▸ Objective: Leave out the pictures and retype exactly the lines from the one with "Enumerate this screenshot's" through the end of the records.

== Dataset ==

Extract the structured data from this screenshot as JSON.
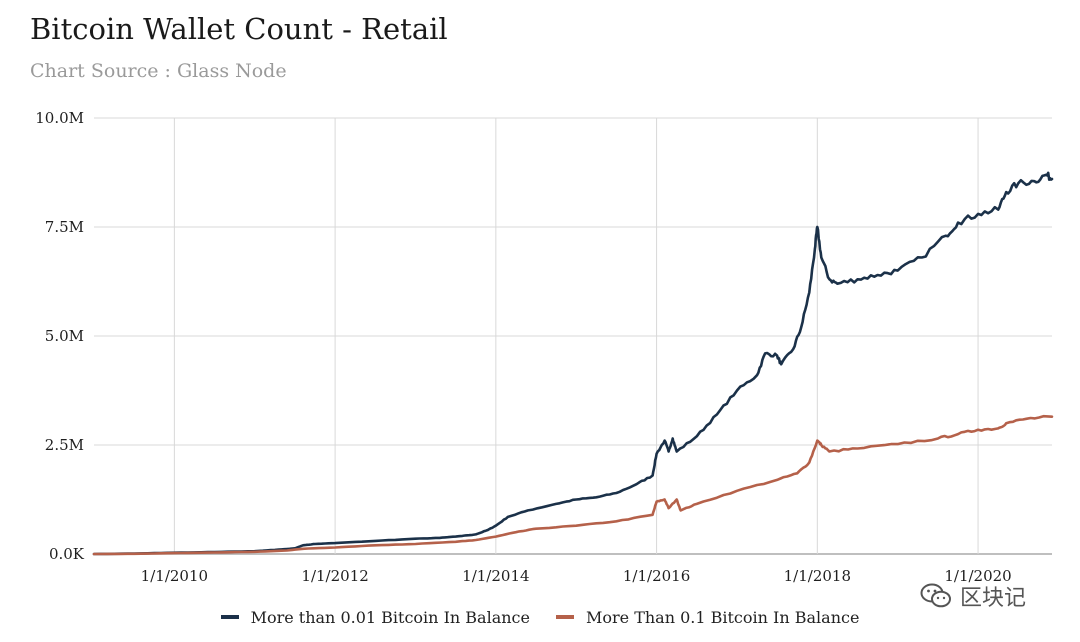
{
  "colors": {
    "series1": "#1b3149",
    "series2": "#b5614a",
    "grid": "#d8d8d8",
    "axis": "#aaaaaa"
  },
  "watermark": {
    "icon": "wechat-icon",
    "text": "区块记"
  },
  "chart_data": {
    "type": "line",
    "title": "Bitcoin Wallet Count - Retail",
    "subtitle": "Chart Source : Glass Node",
    "xlabel": "",
    "ylabel": "",
    "legend_position": "bottom",
    "x_range": [
      2009.0,
      2020.92
    ],
    "ylim": [
      0,
      10000000
    ],
    "y_ticks": [
      {
        "value": 0,
        "label": "0.0K"
      },
      {
        "value": 2500000,
        "label": "2.5M"
      },
      {
        "value": 5000000,
        "label": "5.0M"
      },
      {
        "value": 7500000,
        "label": "7.5M"
      },
      {
        "value": 10000000,
        "label": "10.0M"
      }
    ],
    "x_ticks": [
      {
        "value": 2010,
        "label": "1/1/2010"
      },
      {
        "value": 2012,
        "label": "1/1/2012"
      },
      {
        "value": 2014,
        "label": "1/1/2014"
      },
      {
        "value": 2016,
        "label": "1/1/2016"
      },
      {
        "value": 2018,
        "label": "1/1/2018"
      },
      {
        "value": 2020,
        "label": "1/1/2020"
      }
    ],
    "series": [
      {
        "name": "More than 0.01 Bitcoin In Balance",
        "color": "#1b3149",
        "points": [
          [
            2009.0,
            0
          ],
          [
            2009.5,
            10000
          ],
          [
            2010.0,
            30000
          ],
          [
            2010.5,
            45000
          ],
          [
            2011.0,
            65000
          ],
          [
            2011.3,
            100000
          ],
          [
            2011.5,
            130000
          ],
          [
            2011.6,
            200000
          ],
          [
            2011.75,
            230000
          ],
          [
            2012.0,
            250000
          ],
          [
            2012.5,
            300000
          ],
          [
            2013.0,
            350000
          ],
          [
            2013.3,
            370000
          ],
          [
            2013.5,
            400000
          ],
          [
            2013.75,
            450000
          ],
          [
            2013.9,
            550000
          ],
          [
            2014.0,
            650000
          ],
          [
            2014.15,
            850000
          ],
          [
            2014.4,
            1000000
          ],
          [
            2014.75,
            1150000
          ],
          [
            2015.0,
            1250000
          ],
          [
            2015.25,
            1300000
          ],
          [
            2015.5,
            1400000
          ],
          [
            2015.75,
            1600000
          ],
          [
            2015.95,
            1800000
          ],
          [
            2016.0,
            2300000
          ],
          [
            2016.1,
            2600000
          ],
          [
            2016.15,
            2350000
          ],
          [
            2016.2,
            2650000
          ],
          [
            2016.25,
            2350000
          ],
          [
            2016.5,
            2700000
          ],
          [
            2016.75,
            3200000
          ],
          [
            2017.0,
            3750000
          ],
          [
            2017.25,
            4100000
          ],
          [
            2017.35,
            4600000
          ],
          [
            2017.5,
            4550000
          ],
          [
            2017.55,
            4350000
          ],
          [
            2017.7,
            4700000
          ],
          [
            2017.8,
            5200000
          ],
          [
            2017.9,
            6000000
          ],
          [
            2017.97,
            7000000
          ],
          [
            2018.0,
            7500000
          ],
          [
            2018.05,
            6800000
          ],
          [
            2018.15,
            6300000
          ],
          [
            2018.25,
            6200000
          ],
          [
            2018.5,
            6300000
          ],
          [
            2018.75,
            6400000
          ],
          [
            2019.0,
            6500000
          ],
          [
            2019.3,
            6800000
          ],
          [
            2019.6,
            7300000
          ],
          [
            2019.75,
            7600000
          ],
          [
            2020.0,
            7800000
          ],
          [
            2020.25,
            7900000
          ],
          [
            2020.35,
            8300000
          ],
          [
            2020.5,
            8500000
          ],
          [
            2020.7,
            8550000
          ],
          [
            2020.85,
            8700000
          ],
          [
            2020.92,
            8600000
          ]
        ]
      },
      {
        "name": "More Than 0.1 Bitcoin In Balance",
        "color": "#b5614a",
        "points": [
          [
            2009.0,
            0
          ],
          [
            2009.5,
            5000
          ],
          [
            2010.0,
            20000
          ],
          [
            2010.5,
            35000
          ],
          [
            2011.0,
            50000
          ],
          [
            2011.4,
            80000
          ],
          [
            2011.6,
            120000
          ],
          [
            2012.0,
            150000
          ],
          [
            2012.5,
            200000
          ],
          [
            2013.0,
            230000
          ],
          [
            2013.5,
            280000
          ],
          [
            2013.75,
            320000
          ],
          [
            2014.0,
            400000
          ],
          [
            2014.25,
            500000
          ],
          [
            2014.5,
            580000
          ],
          [
            2015.0,
            650000
          ],
          [
            2015.5,
            750000
          ],
          [
            2015.95,
            900000
          ],
          [
            2016.0,
            1200000
          ],
          [
            2016.1,
            1250000
          ],
          [
            2016.15,
            1050000
          ],
          [
            2016.25,
            1250000
          ],
          [
            2016.3,
            1000000
          ],
          [
            2016.5,
            1150000
          ],
          [
            2017.0,
            1450000
          ],
          [
            2017.5,
            1700000
          ],
          [
            2017.75,
            1850000
          ],
          [
            2017.9,
            2100000
          ],
          [
            2018.0,
            2600000
          ],
          [
            2018.05,
            2500000
          ],
          [
            2018.15,
            2350000
          ],
          [
            2018.5,
            2420000
          ],
          [
            2019.0,
            2520000
          ],
          [
            2019.5,
            2650000
          ],
          [
            2019.75,
            2750000
          ],
          [
            2020.0,
            2850000
          ],
          [
            2020.25,
            2880000
          ],
          [
            2020.35,
            3000000
          ],
          [
            2020.6,
            3100000
          ],
          [
            2020.92,
            3150000
          ]
        ]
      }
    ]
  }
}
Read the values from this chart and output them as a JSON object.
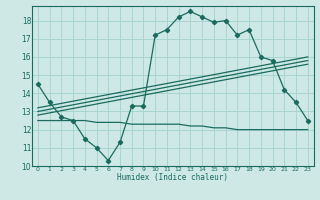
{
  "background_color": "#cde8e5",
  "grid_color": "#a8d5d0",
  "line_color": "#1a6b5e",
  "xlim": [
    -0.5,
    23.5
  ],
  "ylim": [
    10,
    18.8
  ],
  "xticks": [
    0,
    1,
    2,
    3,
    4,
    5,
    6,
    7,
    8,
    9,
    10,
    11,
    12,
    13,
    14,
    15,
    16,
    17,
    18,
    19,
    20,
    21,
    22,
    23
  ],
  "yticks": [
    10,
    11,
    12,
    13,
    14,
    15,
    16,
    17,
    18
  ],
  "xlabel": "Humidex (Indice chaleur)",
  "series1_x": [
    0,
    1,
    2,
    3,
    4,
    5,
    6,
    7,
    8,
    9,
    10,
    11,
    12,
    13,
    14,
    15,
    16,
    17,
    18,
    19,
    20,
    21,
    22,
    23
  ],
  "series1_y": [
    14.5,
    13.5,
    12.7,
    12.5,
    11.5,
    11.0,
    10.3,
    11.3,
    13.3,
    13.3,
    17.2,
    17.5,
    18.2,
    18.5,
    18.2,
    17.9,
    18.0,
    17.2,
    17.5,
    16.0,
    15.8,
    14.2,
    13.5,
    12.5
  ],
  "series2_x": [
    0,
    1,
    2,
    3,
    4,
    5,
    6,
    7,
    8,
    9,
    10,
    11,
    12,
    13,
    14,
    15,
    16,
    17,
    18,
    19,
    20,
    21,
    22,
    23
  ],
  "series2_y": [
    12.5,
    12.5,
    12.5,
    12.5,
    12.5,
    12.4,
    12.4,
    12.4,
    12.3,
    12.3,
    12.3,
    12.3,
    12.3,
    12.2,
    12.2,
    12.1,
    12.1,
    12.0,
    12.0,
    12.0,
    12.0,
    12.0,
    12.0,
    12.0
  ],
  "series3_x": [
    0,
    23
  ],
  "series3_y": [
    12.8,
    15.6
  ],
  "series4_x": [
    0,
    23
  ],
  "series4_y": [
    13.0,
    15.8
  ],
  "series5_x": [
    0,
    23
  ],
  "series5_y": [
    13.2,
    16.0
  ]
}
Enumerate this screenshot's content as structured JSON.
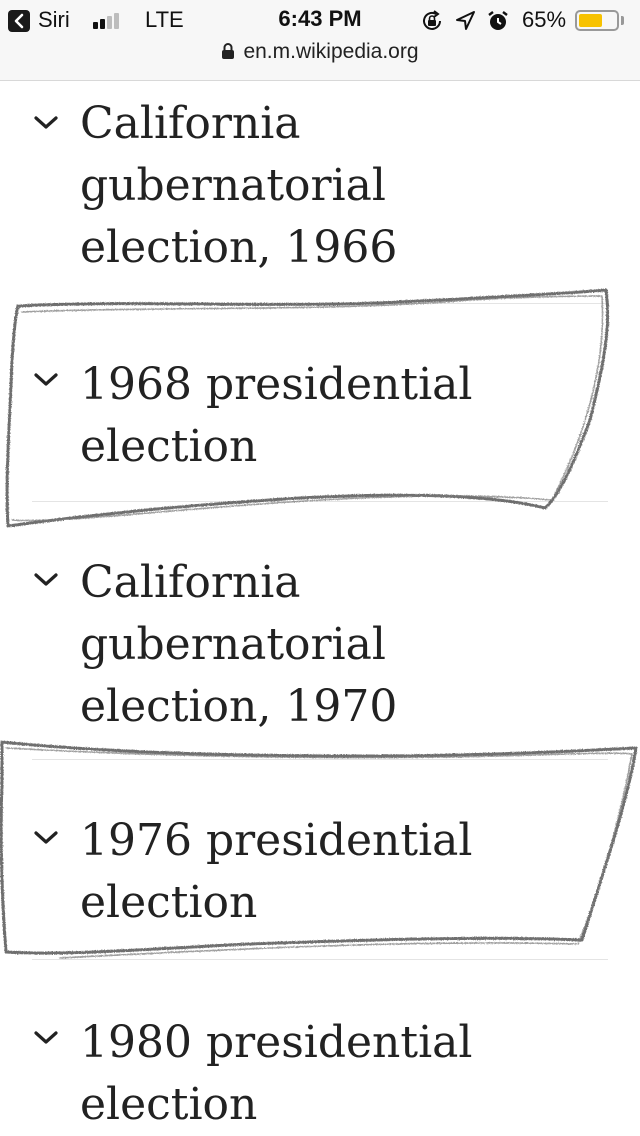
{
  "status_bar": {
    "back_label": "Siri",
    "carrier": "LTE",
    "time": "6:43 PM",
    "battery_percent": "65%",
    "battery_level": 0.65,
    "battery_color": "#f7c200",
    "icons": [
      "rotation-lock-icon",
      "location-icon",
      "alarm-icon"
    ]
  },
  "browser": {
    "url": "en.m.wikipedia.org",
    "secure": true
  },
  "sections": [
    {
      "title": "California gubernatorial election, 1966",
      "expanded": false
    },
    {
      "title": "1968 presidential election",
      "expanded": false,
      "highlighted": true
    },
    {
      "title": "California gubernatorial election, 1970",
      "expanded": false
    },
    {
      "title": "1976 presidential election",
      "expanded": false,
      "highlighted": true
    },
    {
      "title": "1980 presidential election",
      "expanded": false
    }
  ]
}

===

▸ Response to the task:
Enumerate this screenshot's content as structured JSON.
{
  "status_bar": {
    "back_label": "Siri",
    "carrier": "LTE",
    "time": "6:43 PM",
    "battery_percent": "65%",
    "battery_level": 0.65,
    "battery_color": "#f7c200",
    "icons": [
      "rotation-lock-icon",
      "location-icon",
      "alarm-icon"
    ]
  },
  "browser": {
    "url": "en.m.wikipedia.org",
    "secure": true
  },
  "sections": [
    {
      "title": "California gubernatorial election, 1966",
      "expanded": false
    },
    {
      "title": "1968 presidential election",
      "expanded": false,
      "highlighted": true
    },
    {
      "title": "California gubernatorial election, 1970",
      "expanded": false
    },
    {
      "title": "1976 presidential election",
      "expanded": false,
      "highlighted": true
    },
    {
      "title": "1980 presidential election",
      "expanded": false
    }
  ]
}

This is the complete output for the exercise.